--- BEGIN Listed entries ---

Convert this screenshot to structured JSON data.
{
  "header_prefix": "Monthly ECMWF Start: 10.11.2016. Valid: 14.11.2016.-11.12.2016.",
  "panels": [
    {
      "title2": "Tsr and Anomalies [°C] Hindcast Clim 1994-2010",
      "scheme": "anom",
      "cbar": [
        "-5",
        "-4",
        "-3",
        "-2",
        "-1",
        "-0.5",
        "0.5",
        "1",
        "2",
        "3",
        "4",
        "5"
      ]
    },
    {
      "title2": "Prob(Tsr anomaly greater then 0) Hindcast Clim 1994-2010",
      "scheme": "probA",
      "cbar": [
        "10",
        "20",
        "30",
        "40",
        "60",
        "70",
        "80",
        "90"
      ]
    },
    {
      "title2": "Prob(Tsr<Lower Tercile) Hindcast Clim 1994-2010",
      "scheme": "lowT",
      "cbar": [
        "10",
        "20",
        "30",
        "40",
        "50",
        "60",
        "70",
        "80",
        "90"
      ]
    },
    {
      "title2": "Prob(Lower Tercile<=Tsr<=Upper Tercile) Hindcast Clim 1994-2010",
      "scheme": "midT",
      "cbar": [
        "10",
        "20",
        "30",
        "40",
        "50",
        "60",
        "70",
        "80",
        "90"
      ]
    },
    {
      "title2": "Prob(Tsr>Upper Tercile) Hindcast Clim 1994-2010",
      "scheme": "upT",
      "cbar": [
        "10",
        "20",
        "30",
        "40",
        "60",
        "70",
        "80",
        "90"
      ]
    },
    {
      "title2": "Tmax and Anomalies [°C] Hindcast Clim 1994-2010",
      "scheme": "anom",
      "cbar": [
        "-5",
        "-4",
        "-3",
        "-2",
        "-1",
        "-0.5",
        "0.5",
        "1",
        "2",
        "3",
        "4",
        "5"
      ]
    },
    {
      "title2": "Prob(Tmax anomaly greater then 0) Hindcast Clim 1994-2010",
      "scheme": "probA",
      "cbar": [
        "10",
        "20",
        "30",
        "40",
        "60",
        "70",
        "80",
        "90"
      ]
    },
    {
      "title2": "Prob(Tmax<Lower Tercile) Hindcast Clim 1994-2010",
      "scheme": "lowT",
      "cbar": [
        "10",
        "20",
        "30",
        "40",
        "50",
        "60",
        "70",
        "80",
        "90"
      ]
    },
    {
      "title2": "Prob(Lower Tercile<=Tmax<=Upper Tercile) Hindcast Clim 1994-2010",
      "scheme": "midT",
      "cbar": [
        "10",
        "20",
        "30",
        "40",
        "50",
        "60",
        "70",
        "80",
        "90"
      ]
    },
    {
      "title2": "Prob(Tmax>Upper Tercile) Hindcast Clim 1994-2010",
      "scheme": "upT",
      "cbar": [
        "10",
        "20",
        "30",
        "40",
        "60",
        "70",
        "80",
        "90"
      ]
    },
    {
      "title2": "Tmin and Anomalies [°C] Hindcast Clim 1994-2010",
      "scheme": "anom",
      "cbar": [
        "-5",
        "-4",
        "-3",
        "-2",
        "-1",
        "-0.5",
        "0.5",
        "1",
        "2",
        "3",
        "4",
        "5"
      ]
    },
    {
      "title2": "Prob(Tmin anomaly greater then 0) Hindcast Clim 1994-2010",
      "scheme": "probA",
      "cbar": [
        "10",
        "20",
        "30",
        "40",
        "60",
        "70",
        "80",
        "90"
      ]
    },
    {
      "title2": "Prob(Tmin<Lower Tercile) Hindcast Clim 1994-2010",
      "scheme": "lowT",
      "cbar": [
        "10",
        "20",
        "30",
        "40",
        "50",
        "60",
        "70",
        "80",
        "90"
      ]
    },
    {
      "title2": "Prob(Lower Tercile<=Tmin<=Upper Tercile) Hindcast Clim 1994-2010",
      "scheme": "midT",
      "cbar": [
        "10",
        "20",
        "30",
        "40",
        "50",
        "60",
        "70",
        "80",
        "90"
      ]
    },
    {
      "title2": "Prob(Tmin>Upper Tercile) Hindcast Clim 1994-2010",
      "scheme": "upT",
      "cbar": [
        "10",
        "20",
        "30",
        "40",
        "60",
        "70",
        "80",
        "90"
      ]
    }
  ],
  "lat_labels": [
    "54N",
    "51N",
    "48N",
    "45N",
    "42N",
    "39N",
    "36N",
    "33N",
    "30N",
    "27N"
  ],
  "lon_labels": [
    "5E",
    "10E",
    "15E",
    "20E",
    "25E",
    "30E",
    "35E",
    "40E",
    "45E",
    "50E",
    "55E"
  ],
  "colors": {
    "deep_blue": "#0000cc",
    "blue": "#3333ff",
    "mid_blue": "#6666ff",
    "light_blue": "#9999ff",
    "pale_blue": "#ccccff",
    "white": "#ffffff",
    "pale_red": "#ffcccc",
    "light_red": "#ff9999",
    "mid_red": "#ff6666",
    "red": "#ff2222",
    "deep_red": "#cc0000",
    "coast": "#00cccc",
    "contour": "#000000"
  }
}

--- END Listed entries ---

### What is expected
Please list every line of the records that contains "Upper".

### Solution
      "title2": "Prob(Lower Tercile<=Tsr<=Upper Tercile) Hindcast Clim 1994-2010",
      "title2": "Prob(Tsr>Upper Tercile) Hindcast Clim 1994-2010",
      "title2": "Prob(Lower Tercile<=Tmax<=Upper Tercile) Hindcast Clim 1994-2010",
      "title2": "Prob(Tmax>Upper Tercile) Hindcast Clim 1994-2010",
      "title2": "Prob(Lower Tercile<=Tmin<=Upper Tercile) Hindcast Clim 1994-2010",
      "title2": "Prob(Tmin>Upper Tercile) Hindcast Clim 1994-2010",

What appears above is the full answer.